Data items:
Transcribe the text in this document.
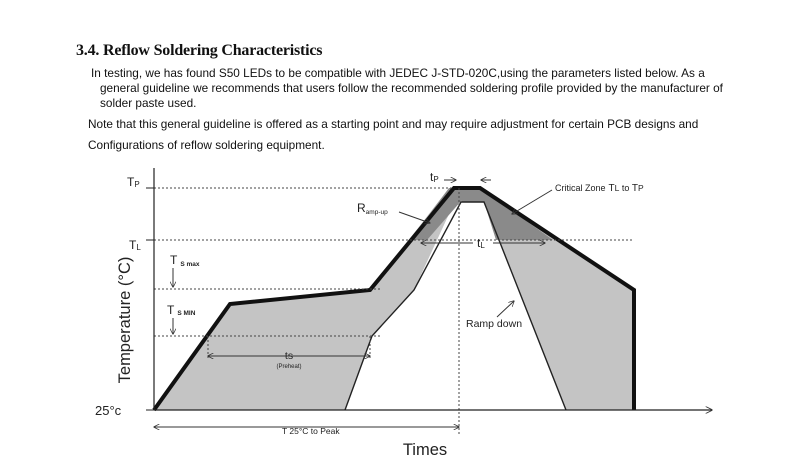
3.4. Reflow Soldering Characteristics
In testing, we has found S50 LEDs to be compatible with JEDEC J-STD-020C,using the parameters listed below. As a
general guideline we recommends that users follow the recommended soldering profile provided by the manufacturer of
solder paste used.
Note that this general guideline is offered as a starting point and may require adjustment for certain PCB designs and
Configurations of reflow soldering equipment.
TP
TL
T S max
T S MIN
25°c
Temperature (°C)
Times
tP
tL
Ramp-up
Ramp down
Critical Zone TL to TP
ts
(Preheat)
T 25°C to Peak
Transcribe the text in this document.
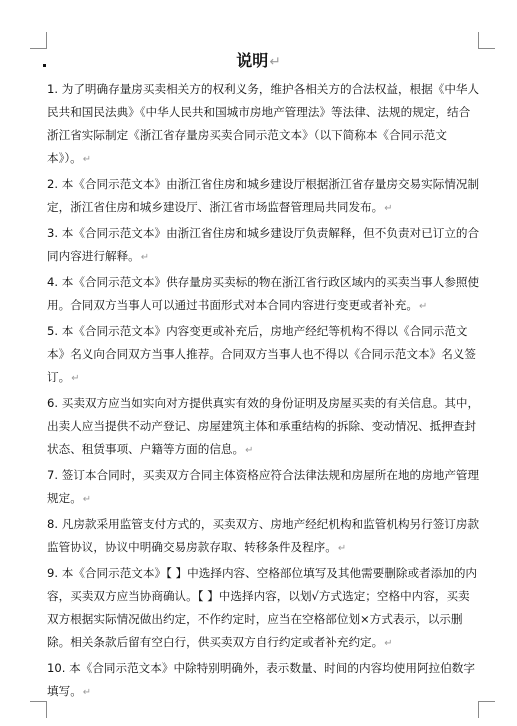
说明↵

1. 为了明确存量房买卖相关方的权利义务，维护各相关方的合法权益，根据《中华人民共和国民法典》《中华人民共和国城市房地产管理法》等法律、法规的规定，结合浙江省实际制定《浙江省存量房买卖合同示范文本》（以下简称本《合同示范文本》）。↵

2. 本《合同示范文本》由浙江省住房和城乡建设厅根据浙江省存量房交易实际情况制定，浙江省住房和城乡建设厅、浙江省市场监督管理局共同发布。↵

3. 本《合同示范文本》由浙江省住房和城乡建设厅负责解释，但不负责对已订立的合同内容进行解释。↵

4. 本《合同示范文本》供存量房买卖标的物在浙江省行政区域内的买卖当事人参照使用。合同双方当事人可以通过书面形式对本合同内容进行变更或者补充。↵

5. 本《合同示范文本》内容变更或补充后，房地产经纪等机构不得以《合同示范文本》名义向合同双方当事人推荐。合同双方当事人也不得以《合同示范文本》名义签订。↵

6. 买卖双方应当如实向对方提供真实有效的身份证明及房屋买卖的有关信息。其中，出卖人应当提供不动产登记、房屋建筑主体和承重结构的拆除、变动情况、抵押查封状态、租赁事项、户籍等方面的信息。↵

7. 签订本合同时，买卖双方合同主体资格应符合法律法规和房屋所在地的房地产管理规定。↵

8. 凡房款采用监管支付方式的，买卖双方、房地产经纪机构和监管机构另行签订房款监管协议，协议中明确交易房款存取、转移条件及程序。↵

9. 本《合同示范文本》【 】中选择内容、空格部位填写及其他需要删除或者添加的内容，买卖双方应当协商确认。【 】中选择内容，以划√方式选定；空格中内容，买卖双方根据实际情况做出约定，不作约定时，应当在空格部位划×方式表示，以示删除。相关条款后留有空白行，供买卖双方自行约定或者补充约定。↵

10. 本《合同示范文本》中除特别明确外，表示数量、时间的内容均使用阿拉伯数字填写。↵
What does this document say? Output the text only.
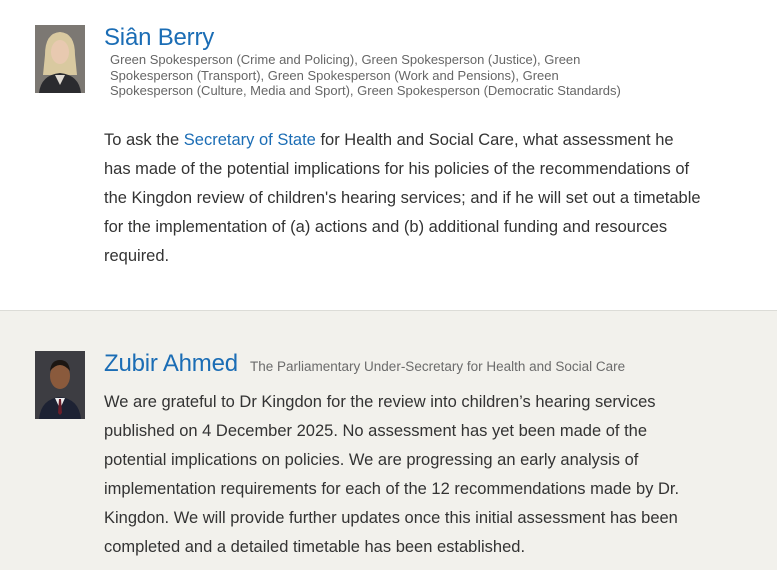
Siân Berry
Green Spokesperson (Crime and Policing), Green Spokesperson (Justice), Green Spokesperson (Transport), Green Spokesperson (Work and Pensions), Green Spokesperson (Culture, Media and Sport), Green Spokesperson (Democratic Standards)
To ask the Secretary of State for Health and Social Care, what assessment he has made of the potential implications for his policies of the recommendations of the Kingdon review of children's hearing services; and if he will set out a timetable for the implementation of (a) actions and (b) additional funding and resources required.
Zubir Ahmed The Parliamentary Under-Secretary for Health and Social Care
We are grateful to Dr Kingdon for the review into children’s hearing services published on 4 December 2025. No assessment has yet been made of the potential implications on policies. We are progressing an early analysis of implementation requirements for each of the 12 recommendations made by Dr. Kingdon. We will provide further updates once this initial assessment has been completed and a detailed timetable has been established.
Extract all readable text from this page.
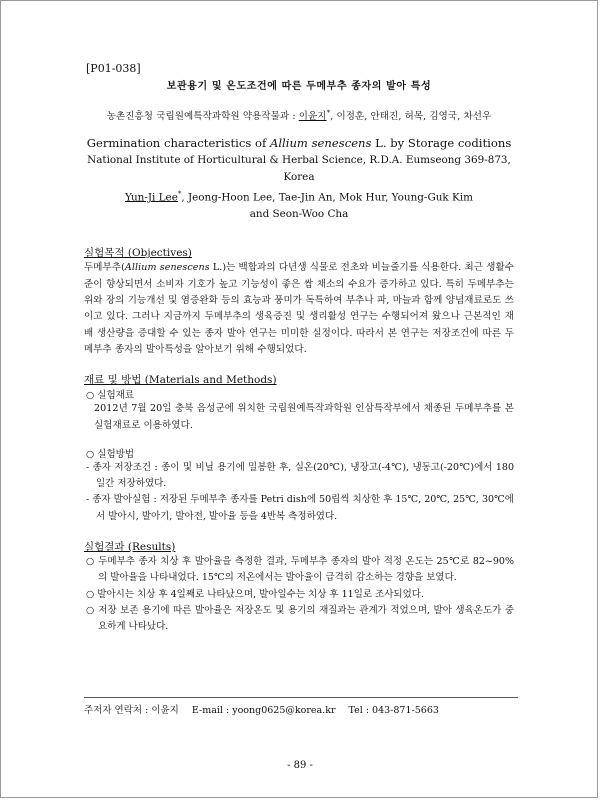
[P01-038]
보관용기 및 온도조건에 따른 두메부추 종자의 발아 특성
농촌진흥청 국립원예특작과학원 약용작물과 : 이윤지*, 이정훈, 안태진, 허목, 김영국, 차선우
Germination characteristics of Allium senescens L. by Storage coditions
National Institute of Horticultural & Herbal Science, R.D.A. Eumseong 369-873, Korea
Yun-Ji Lee*, Jeong-Hoon Lee, Tae-Jin An, Mok Hur, Young-Guk Kim
and Seon-Woo Cha
실험목적 (Objectives)
두메부추(Allium senescens L.)는 백합과의 다년생 식물로 전초와 비늘줄기를 식용한다. 최근 생활수준이 향상되면서 소비자 기호가 높고 기능성이 좋은 쌈 채소의 수요가 증가하고 있다. 특히 두메부추는 위와 장의 기능개선 및 염증완화 등의 효능과 풍미가 독특하여 부추나 파, 마늘과 함께 양념재료로도 쓰이고 있다. 그러나 지금까지 두메부추의 생육증진 및 생리활성 연구는 수행되어져 왔으나 근본적인 재배 생산량을 증대할 수 있는 종자 발아 연구는 미미한 실정이다. 따라서 본 연구는 저장조건에 따른 두메부추 종자의 발아특성을 알아보기 위해 수행되었다.
재료 및 방법 (Materials and Methods)
○ 실험재료
2012년 7월 20일 충북 음성군에 위치한 국립원예특작과학원 인삼특작부에서 채종된 두메부추를 본 실험재료로 이용하였다.
○ 실험방법
- 종자 저장조건 : 종이 및 비닐 용기에 밀봉한 후, 실온(20℃), 냉장고(-4℃), 냉동고(-20℃)에서 180일간 저장하였다.
- 종자 발아실험 : 저장된 두메부추 종자를 Petri dish에 50립씩 치상한 후 15℃, 20℃, 25℃, 30℃에서 발아시, 발아기, 발아전, 발아율 등을 4반복 측정하였다.
실험결과 (Results)
○ 두메부추 종자 치상 후 발아율을 측정한 결과, 두메부추 종자의 발아 적정 온도는 25℃로 82~90%의 발아율을 나타내었다. 15℃의 저온에서는 발아율이 급격히 감소하는 경향을 보였다.
○ 발아시는 치상 후 4일째로 나타났으며, 발아일수는 치상 후 11일로 조사되었다.
○ 저장 보존 용기에 따른 발아율은 저장온도 및 용기의 재질과는 관계가 적었으며, 발아 생육온도가 중요하게 나타났다.
주저자 연락처 : 이윤지 E-mail : yoong0625@korea.kr Tel : 043-871-5663
- 89 -
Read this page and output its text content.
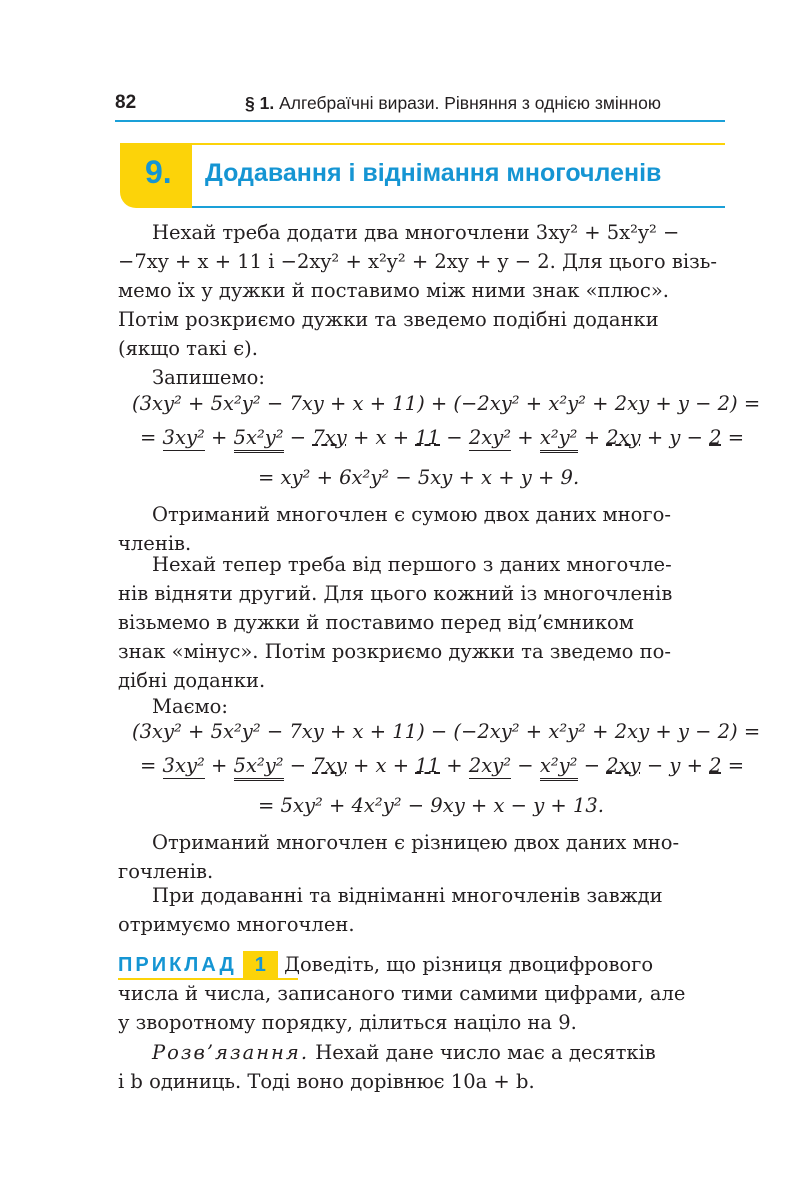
82	§ 1. Алгебраїчні вирази. Рівняння з однією змінною
9. Додавання і віднімання многочленів
Нехай треба додати два многочлени 3xy² + 5x²y² −
−7xy + x + 11 і −2xy² + x²y² + 2xy + y − 2. Для цього візь-
мемо їх у дужки й поставимо між ними знак «плюс».
Потім розкриємо дужки та зведемо подібні доданки
(якщо такі є).
Запишемо:
(3xy² + 5x²y² − 7xy + x + 11) + (−2xy² + x²y² + 2xy + y − 2) =
= 3xy² + 5x²y² − 7xy + x + 11 − 2xy² + x²y² + 2xy + y − 2 =
= xy² + 6x²y² − 5xy + x + y + 9.
Отриманий многочлен є сумою двох даних много-
членів.
Нехай тепер треба від першого з даних многочле-
нів відняти другий. Для цього кожний із многочленів
візьмемо в дужки й поставимо перед від’ємником
знак «мінус». Потім розкриємо дужки та зведемо по-
дібні доданки.
Маємо:
(3xy² + 5x²y² − 7xy + x + 11) − (−2xy² + x²y² + 2xy + y − 2) =
= 3xy² + 5x²y² − 7xy + x + 11 + 2xy² − x²y² − 2xy − y + 2 =
= 5xy² + 4x²y² − 9xy + x − y + 13.
Отриманий многочлен є різницею двох даних мно-
гочленів.
При додаванні та відніманні многочленів завжди
отримуємо многочлен.
ПРИКЛАД 1 Доведіть, що різниця двоцифрового
числа й числа, записаного тими самими цифрами, але
у зворотному порядку, ділиться націло на 9.
Розв’язання. Нехай дане число має a десятків
і b одиниць. Тоді воно дорівнює 10a + b.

> _Exercise instructions_: Using the records above, copy each line that contains "многочленів".

> _Answer for the task_:
9. Додавання і віднімання многочленів
нів відняти другий. Для цього кожний із многочленів
При додаванні та відніманні многочленів завжди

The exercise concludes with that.